§ Required task: Transcribe each record exactly. Include every one.

§ Material shown:

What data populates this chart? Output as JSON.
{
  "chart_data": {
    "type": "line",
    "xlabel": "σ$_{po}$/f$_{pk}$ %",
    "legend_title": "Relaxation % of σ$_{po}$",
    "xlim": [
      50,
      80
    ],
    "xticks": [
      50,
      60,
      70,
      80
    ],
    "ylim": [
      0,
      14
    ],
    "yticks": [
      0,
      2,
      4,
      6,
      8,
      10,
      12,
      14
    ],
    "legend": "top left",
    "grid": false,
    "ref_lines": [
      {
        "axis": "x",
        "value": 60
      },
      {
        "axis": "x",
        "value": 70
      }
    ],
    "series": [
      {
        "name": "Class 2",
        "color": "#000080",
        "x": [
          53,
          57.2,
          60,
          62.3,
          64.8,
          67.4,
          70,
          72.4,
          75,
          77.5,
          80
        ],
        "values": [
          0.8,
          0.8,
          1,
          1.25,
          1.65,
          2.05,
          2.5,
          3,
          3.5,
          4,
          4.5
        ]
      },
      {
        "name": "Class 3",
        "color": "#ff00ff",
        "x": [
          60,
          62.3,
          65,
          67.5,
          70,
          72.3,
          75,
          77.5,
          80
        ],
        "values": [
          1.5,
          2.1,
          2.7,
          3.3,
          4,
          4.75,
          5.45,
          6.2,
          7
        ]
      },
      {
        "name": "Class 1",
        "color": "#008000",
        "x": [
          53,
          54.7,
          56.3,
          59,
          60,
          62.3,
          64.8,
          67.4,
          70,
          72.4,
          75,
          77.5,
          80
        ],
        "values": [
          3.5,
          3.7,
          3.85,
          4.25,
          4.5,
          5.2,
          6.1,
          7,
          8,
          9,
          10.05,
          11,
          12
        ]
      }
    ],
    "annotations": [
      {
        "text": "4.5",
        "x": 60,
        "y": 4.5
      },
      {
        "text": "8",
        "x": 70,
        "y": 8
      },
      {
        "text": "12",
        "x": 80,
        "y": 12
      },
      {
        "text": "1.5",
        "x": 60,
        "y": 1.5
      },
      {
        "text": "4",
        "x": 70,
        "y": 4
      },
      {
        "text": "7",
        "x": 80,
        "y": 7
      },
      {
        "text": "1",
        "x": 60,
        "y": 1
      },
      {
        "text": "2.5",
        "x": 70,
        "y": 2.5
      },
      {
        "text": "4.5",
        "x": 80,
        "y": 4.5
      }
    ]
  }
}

§ Written answer:
What data populates this chart? Output as JSON.
{
  "chart_data": {
    "type": "line",
    "xlabel": "σ$_{po}$/f$_{pk}$ %",
    "legend_title": "Relaxation % of σ$_{po}$",
    "xlim": [
      50,
      80
    ],
    "xticks": [
      50,
      60,
      70,
      80
    ],
    "ylim": [
      0,
      14
    ],
    "yticks": [
      0,
      2,
      4,
      6,
      8,
      10,
      12,
      14
    ],
    "legend": "top left",
    "grid": false,
    "ref_lines": [
      {
        "axis": "x",
        "value": 60
      },
      {
        "axis": "x",
        "value": 70
      }
    ],
    "series": [
      {
        "name": "Class 2",
        "color": "#000080",
        "x": [
          53,
          57.2,
          60,
          62.3,
          64.8,
          67.4,
          70,
          72.4,
          75,
          77.5,
          80
        ],
        "values": [
          0.8,
          0.8,
          1,
          1.25,
          1.65,
          2.05,
          2.5,
          3,
          3.5,
          4,
          4.5
        ]
      },
      {
        "name": "Class 3",
        "color": "#ff00ff",
        "x": [
          60,
          62.3,
          65,
          67.5,
          70,
          72.3,
          75,
          77.5,
          80
        ],
        "values": [
          1.5,
          2.1,
          2.7,
          3.3,
          4,
          4.75,
          5.45,
          6.2,
          7
        ]
      },
      {
        "name": "Class 1",
        "color": "#008000",
        "x": [
          53,
          54.7,
          56.3,
          59,
          60,
          62.3,
          64.8,
          67.4,
          70,
          72.4,
          75,
          77.5,
          80
        ],
        "values": [
          3.5,
          3.7,
          3.85,
          4.25,
          4.5,
          5.2,
          6.1,
          7,
          8,
          9,
          10.05,
          11,
          12
        ]
      }
    ],
    "annotations": [
      {
        "text": "4.5",
        "x": 60,
        "y": 4.5
      },
      {
        "text": "8",
        "x": 70,
        "y": 8
      },
      {
        "text": "12",
        "x": 80,
        "y": 12
      },
      {
        "text": "1.5",
        "x": 60,
        "y": 1.5
      },
      {
        "text": "4",
        "x": 70,
        "y": 4
      },
      {
        "text": "7",
        "x": 80,
        "y": 7
      },
      {
        "text": "1",
        "x": 60,
        "y": 1
      },
      {
        "text": "2.5",
        "x": 70,
        "y": 2.5
      },
      {
        "text": "4.5",
        "x": 80,
        "y": 4.5
      }
    ]
  }
}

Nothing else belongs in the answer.